=== WORK INSTRUCTIONS ===
Which lines hold the word "laut"? Show each of them.

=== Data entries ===
+===+

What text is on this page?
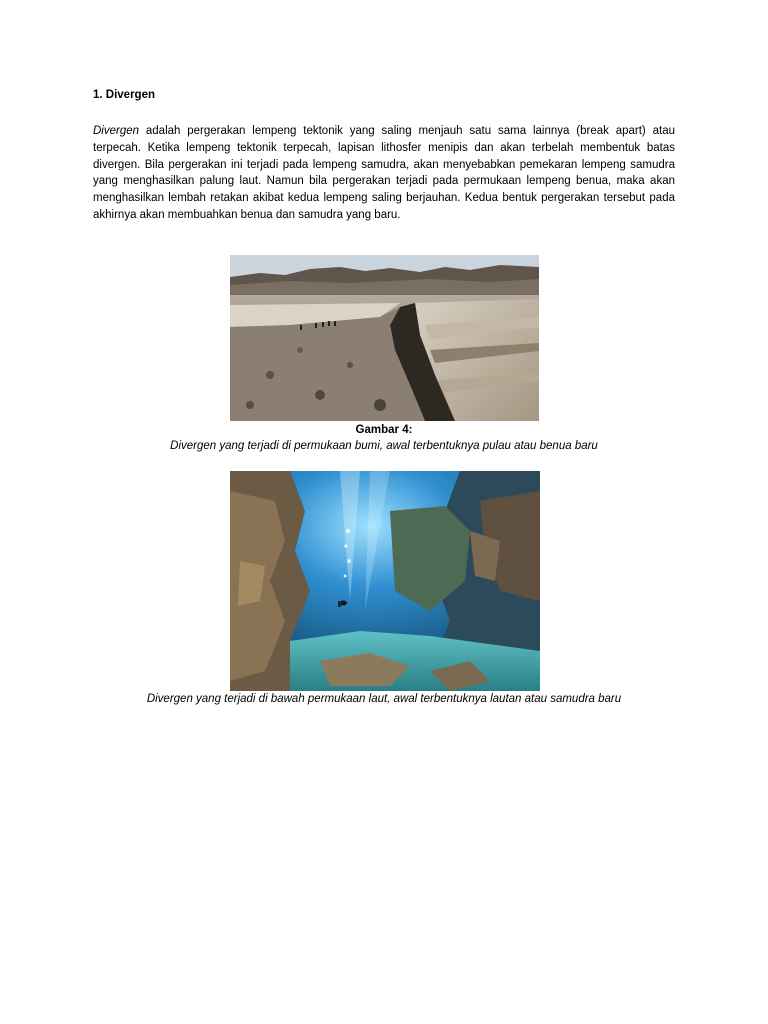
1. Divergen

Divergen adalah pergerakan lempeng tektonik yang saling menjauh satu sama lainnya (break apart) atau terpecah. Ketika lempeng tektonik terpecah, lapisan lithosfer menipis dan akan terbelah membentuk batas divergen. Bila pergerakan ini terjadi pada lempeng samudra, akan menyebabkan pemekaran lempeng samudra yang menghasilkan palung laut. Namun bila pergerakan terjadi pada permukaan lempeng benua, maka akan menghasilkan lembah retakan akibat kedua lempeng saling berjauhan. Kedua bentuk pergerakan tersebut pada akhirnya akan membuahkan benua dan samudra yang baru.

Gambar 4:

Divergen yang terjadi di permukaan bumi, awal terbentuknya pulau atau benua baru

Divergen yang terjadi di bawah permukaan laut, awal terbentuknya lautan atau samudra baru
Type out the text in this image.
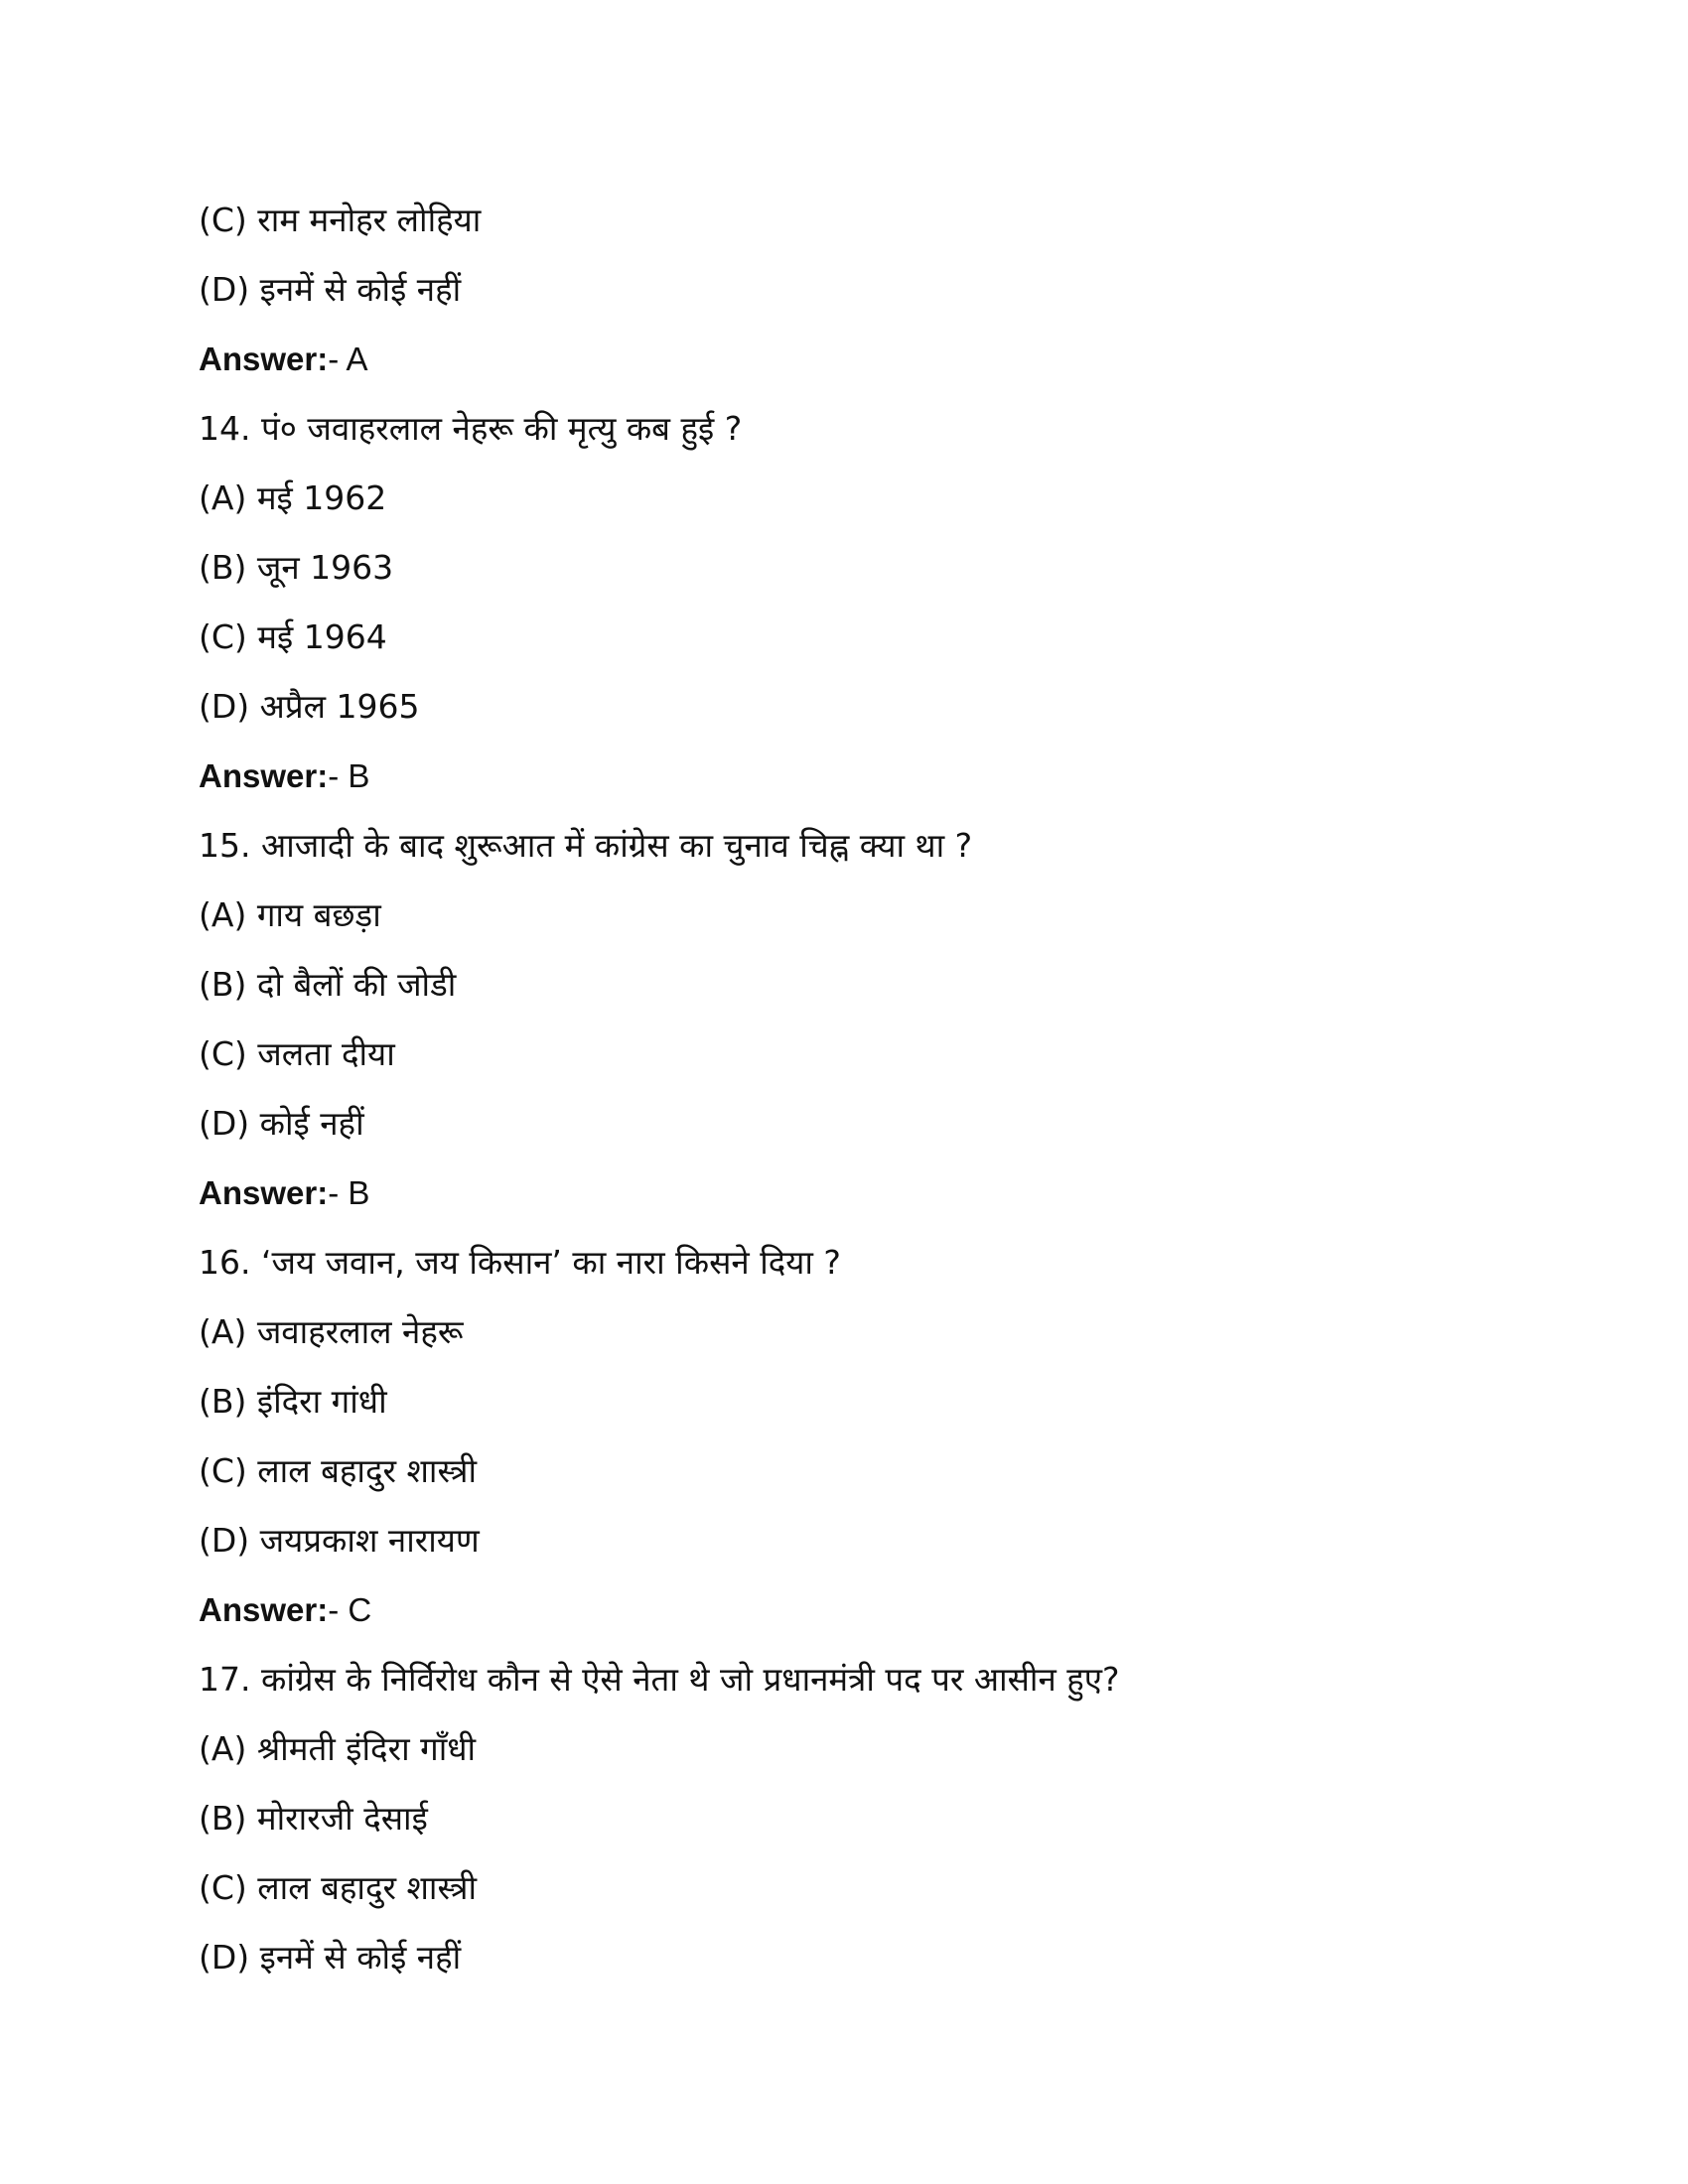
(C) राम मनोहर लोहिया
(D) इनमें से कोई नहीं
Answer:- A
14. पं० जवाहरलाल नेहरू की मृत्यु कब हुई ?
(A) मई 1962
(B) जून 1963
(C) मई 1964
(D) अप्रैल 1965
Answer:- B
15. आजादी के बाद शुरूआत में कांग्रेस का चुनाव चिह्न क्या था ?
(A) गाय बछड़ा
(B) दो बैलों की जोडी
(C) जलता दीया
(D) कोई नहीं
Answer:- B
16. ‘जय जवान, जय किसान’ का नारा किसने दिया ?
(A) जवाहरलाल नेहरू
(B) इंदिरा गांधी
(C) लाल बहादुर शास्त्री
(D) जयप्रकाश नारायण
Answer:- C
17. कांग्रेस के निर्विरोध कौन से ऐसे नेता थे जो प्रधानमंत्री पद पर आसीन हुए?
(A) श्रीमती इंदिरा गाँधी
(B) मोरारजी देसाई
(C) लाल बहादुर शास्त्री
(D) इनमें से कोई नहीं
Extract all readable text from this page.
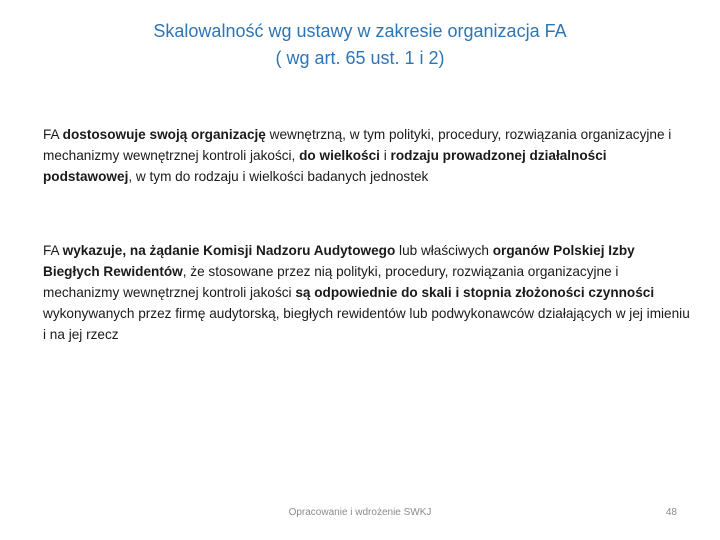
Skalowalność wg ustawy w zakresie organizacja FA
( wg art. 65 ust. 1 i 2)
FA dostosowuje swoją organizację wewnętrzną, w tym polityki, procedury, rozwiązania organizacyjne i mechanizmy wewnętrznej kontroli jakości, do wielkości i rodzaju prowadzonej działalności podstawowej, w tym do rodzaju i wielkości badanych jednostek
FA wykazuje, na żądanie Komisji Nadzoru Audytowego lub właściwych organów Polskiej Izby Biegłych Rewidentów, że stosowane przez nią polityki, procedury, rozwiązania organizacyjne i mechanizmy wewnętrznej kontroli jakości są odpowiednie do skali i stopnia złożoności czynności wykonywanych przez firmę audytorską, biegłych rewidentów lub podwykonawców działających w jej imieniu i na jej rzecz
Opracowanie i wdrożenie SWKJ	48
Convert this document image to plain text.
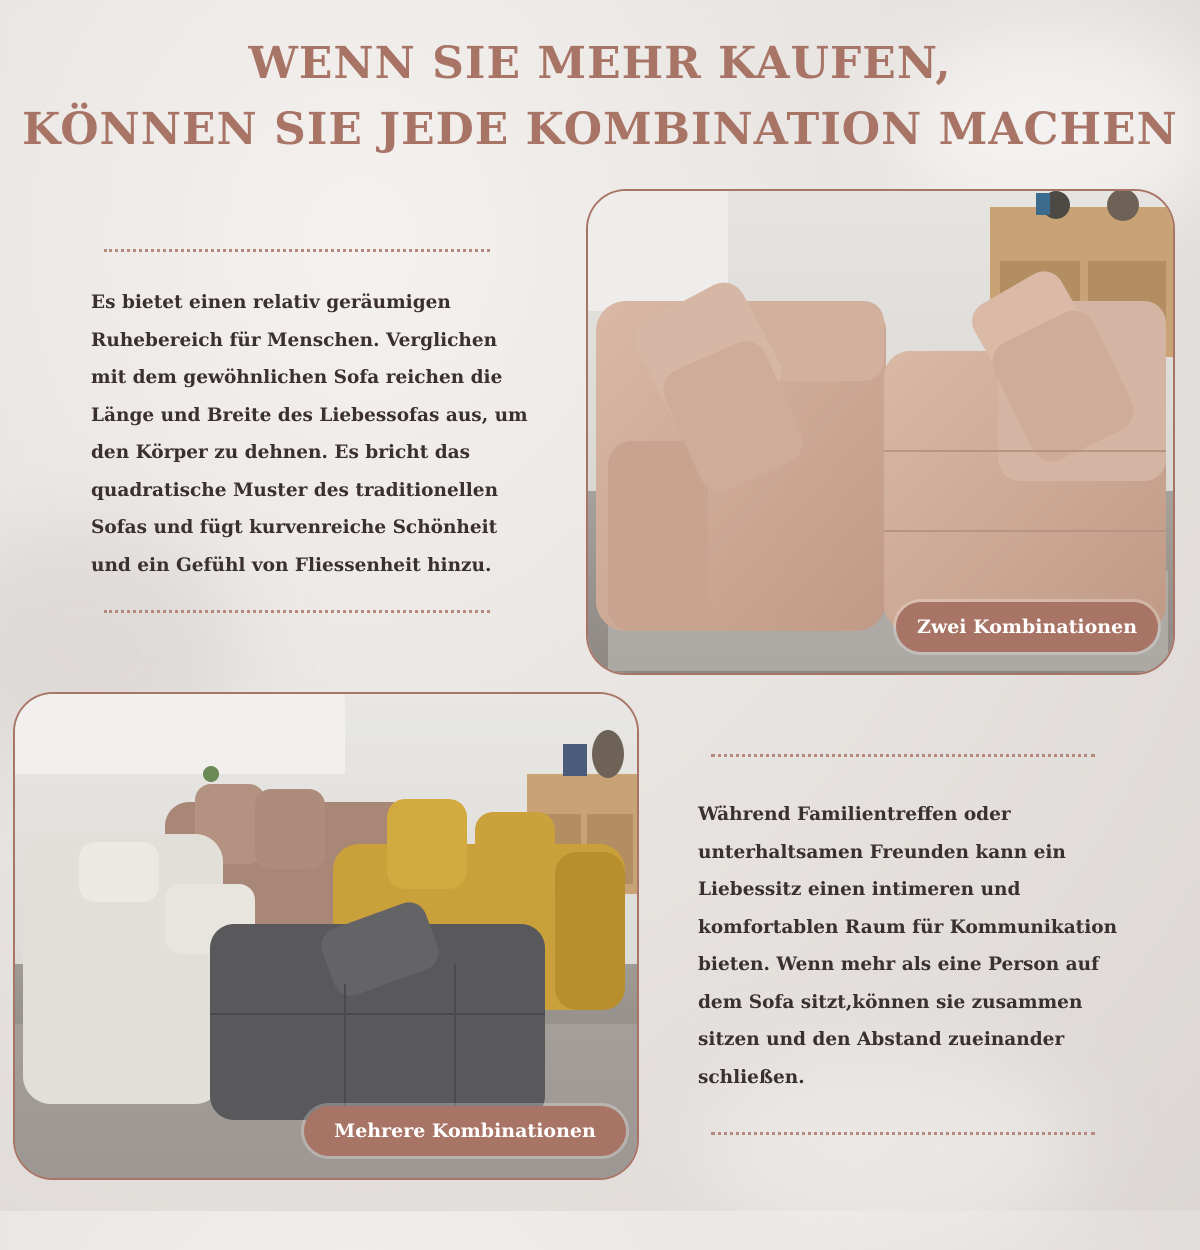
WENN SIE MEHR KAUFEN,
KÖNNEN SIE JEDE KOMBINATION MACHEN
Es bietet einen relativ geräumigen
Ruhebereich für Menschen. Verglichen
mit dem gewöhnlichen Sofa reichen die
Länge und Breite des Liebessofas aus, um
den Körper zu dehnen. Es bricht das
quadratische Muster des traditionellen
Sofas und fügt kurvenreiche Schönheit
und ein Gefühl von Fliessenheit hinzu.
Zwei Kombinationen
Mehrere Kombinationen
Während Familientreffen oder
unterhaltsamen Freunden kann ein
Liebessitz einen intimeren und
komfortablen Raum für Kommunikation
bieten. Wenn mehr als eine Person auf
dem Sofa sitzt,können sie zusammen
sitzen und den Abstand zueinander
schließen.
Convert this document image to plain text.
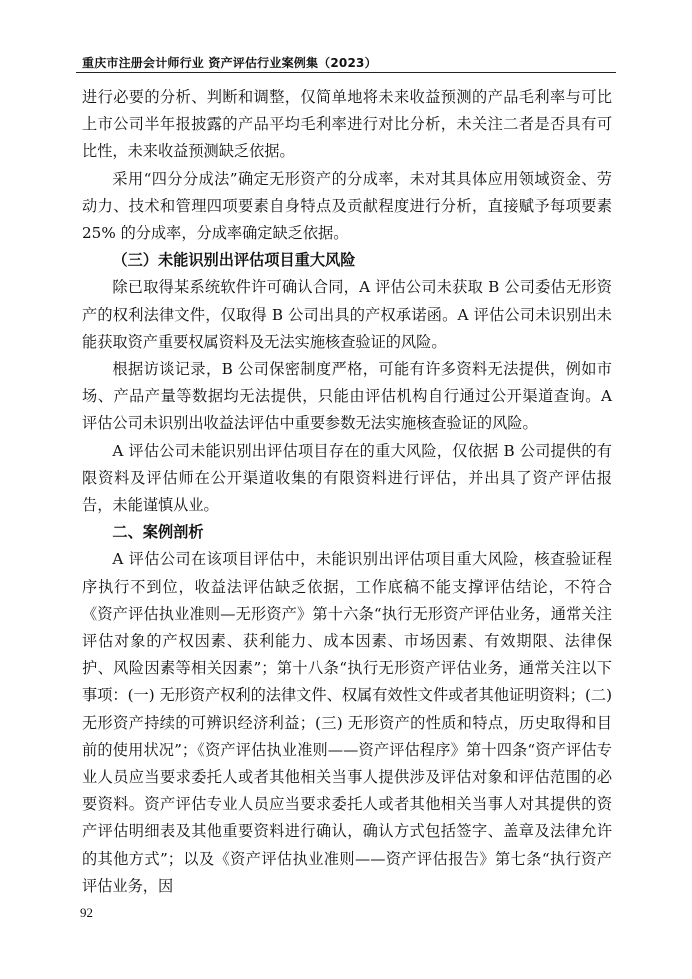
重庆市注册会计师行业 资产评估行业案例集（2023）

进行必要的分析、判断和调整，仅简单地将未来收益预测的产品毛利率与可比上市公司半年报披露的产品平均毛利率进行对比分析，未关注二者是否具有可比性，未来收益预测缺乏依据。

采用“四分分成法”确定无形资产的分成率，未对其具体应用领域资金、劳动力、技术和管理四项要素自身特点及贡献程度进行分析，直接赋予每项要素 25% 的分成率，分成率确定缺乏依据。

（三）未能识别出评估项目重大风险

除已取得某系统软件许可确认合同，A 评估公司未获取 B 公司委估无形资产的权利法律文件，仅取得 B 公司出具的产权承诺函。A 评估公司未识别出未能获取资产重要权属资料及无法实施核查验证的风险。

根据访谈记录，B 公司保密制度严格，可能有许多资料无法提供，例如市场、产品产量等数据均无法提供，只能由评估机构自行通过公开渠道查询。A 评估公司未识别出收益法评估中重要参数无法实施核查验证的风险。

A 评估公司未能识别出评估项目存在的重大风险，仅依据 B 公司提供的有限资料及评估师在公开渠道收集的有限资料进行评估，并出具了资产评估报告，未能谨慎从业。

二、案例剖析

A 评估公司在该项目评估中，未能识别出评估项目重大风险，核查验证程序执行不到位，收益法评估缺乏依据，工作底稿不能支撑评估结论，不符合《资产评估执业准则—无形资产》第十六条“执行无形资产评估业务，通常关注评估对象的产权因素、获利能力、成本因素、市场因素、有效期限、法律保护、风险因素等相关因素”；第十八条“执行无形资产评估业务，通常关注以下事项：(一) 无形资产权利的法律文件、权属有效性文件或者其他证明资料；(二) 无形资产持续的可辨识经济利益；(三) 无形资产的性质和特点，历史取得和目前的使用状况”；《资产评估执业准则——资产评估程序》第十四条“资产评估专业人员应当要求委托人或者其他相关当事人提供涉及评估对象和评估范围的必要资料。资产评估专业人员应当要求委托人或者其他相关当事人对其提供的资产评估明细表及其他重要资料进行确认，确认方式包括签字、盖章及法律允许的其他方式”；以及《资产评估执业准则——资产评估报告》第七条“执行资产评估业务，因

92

+===+

=== ANSWER FOR THIS EXERCISE ===
Divergen adalah pergerakan lempeng tektonik yang saling menjauh satu sama lainnya (break apart) atau terpecah. Ketika lempeng tektonik terpecah, lapisan lithosfer menipis dan akan terbelah membentuk batas divergen. Bila pergerakan ini terjadi pada lempeng samudra, akan menyebabkan pemekaran lempeng samudra yang menghasilkan palung laut. Namun bila pergerakan terjadi pada permukaan lempeng benua, maka akan menghasilkan lembah retakan akibat kedua lempeng saling berjauhan. Kedua bentuk pergerakan tersebut pada akhirnya akan membuahkan benua dan samudra yang baru.
Divergen yang terjadi di bawah permukaan laut, awal terbentuknya lautan atau samudra baru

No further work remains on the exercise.